DATASET CONTENT
____________
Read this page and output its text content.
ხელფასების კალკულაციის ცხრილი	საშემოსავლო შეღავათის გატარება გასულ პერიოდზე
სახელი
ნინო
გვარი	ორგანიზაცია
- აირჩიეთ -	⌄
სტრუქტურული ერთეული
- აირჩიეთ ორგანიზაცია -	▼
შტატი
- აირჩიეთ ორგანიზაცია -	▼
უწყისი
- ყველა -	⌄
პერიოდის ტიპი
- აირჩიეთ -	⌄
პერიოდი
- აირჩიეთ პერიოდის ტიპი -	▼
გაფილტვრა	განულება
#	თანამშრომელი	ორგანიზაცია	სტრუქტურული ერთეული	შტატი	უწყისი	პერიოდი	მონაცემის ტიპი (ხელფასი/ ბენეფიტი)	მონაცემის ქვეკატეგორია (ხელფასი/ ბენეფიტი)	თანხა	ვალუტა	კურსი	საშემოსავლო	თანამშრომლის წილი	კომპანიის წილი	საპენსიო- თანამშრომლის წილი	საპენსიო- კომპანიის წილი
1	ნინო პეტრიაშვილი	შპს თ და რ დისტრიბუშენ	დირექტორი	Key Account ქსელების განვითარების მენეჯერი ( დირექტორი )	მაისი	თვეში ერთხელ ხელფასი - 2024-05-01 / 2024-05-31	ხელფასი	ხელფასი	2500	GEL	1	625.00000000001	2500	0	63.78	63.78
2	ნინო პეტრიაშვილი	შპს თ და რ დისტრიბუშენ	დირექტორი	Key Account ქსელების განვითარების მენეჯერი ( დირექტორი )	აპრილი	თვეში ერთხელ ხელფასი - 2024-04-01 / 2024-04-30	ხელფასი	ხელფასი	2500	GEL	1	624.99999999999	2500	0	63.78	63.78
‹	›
____________
GOAL
Reproduce each line verbatim.

RESULT OF THIS TASK
Read this page and output its text content.
ხელფასების კალკულაციის ცხრილი	საშემოსავლო შეღავათის გატარება გასულ პერიოდზე
სახელი
ნინო
გვარი	ორგანიზაცია
- აირჩიეთ -	⌄
სტრუქტურული ერთეული
- აირჩიეთ ორგანიზაცია -	▼
შტატი
- აირჩიეთ ორგანიზაცია -	▼
უწყისი
- ყველა -	⌄
პერიოდის ტიპი
- აირჩიეთ -	⌄
პერიოდი
- აირჩიეთ პერიოდის ტიპი -	▼
გაფილტვრა	განულება
#	თანამშრომელი	ორგანიზაცია	სტრუქტურული ერთეული	შტატი	უწყისი	პერიოდი	მონაცემის ტიპი (ხელფასი/ ბენეფიტი)	მონაცემის ქვეკატეგორია (ხელფასი/ ბენეფიტი)	თანხა	ვალუტა	კურსი	საშემოსავლო	თანამშრომლის წილი	კომპანიის წილი	საპენსიო- თანამშრომლის წილი	საპენსიო- კომპანიის წილი
1	ნინო პეტრიაშვილი	შპს თ და რ დისტრიბუშენ	დირექტორი	Key Account ქსელების განვითარების მენეჯერი ( დირექტორი )	მაისი	თვეში ერთხელ ხელფასი - 2024-05-01 / 2024-05-31	ხელფასი	ხელფასი	2500	GEL	1	625.00000000001	2500	0	63.78	63.78
2	ნინო პეტრიაშვილი	შპს თ და რ დისტრიბუშენ	დირექტორი	Key Account ქსელების განვითარების მენეჯერი ( დირექტორი )	აპრილი	თვეში ერთხელ ხელფასი - 2024-04-01 / 2024-04-30	ხელფასი	ხელფასი	2500	GEL	1	624.99999999999	2500	0	63.78	63.78
‹	›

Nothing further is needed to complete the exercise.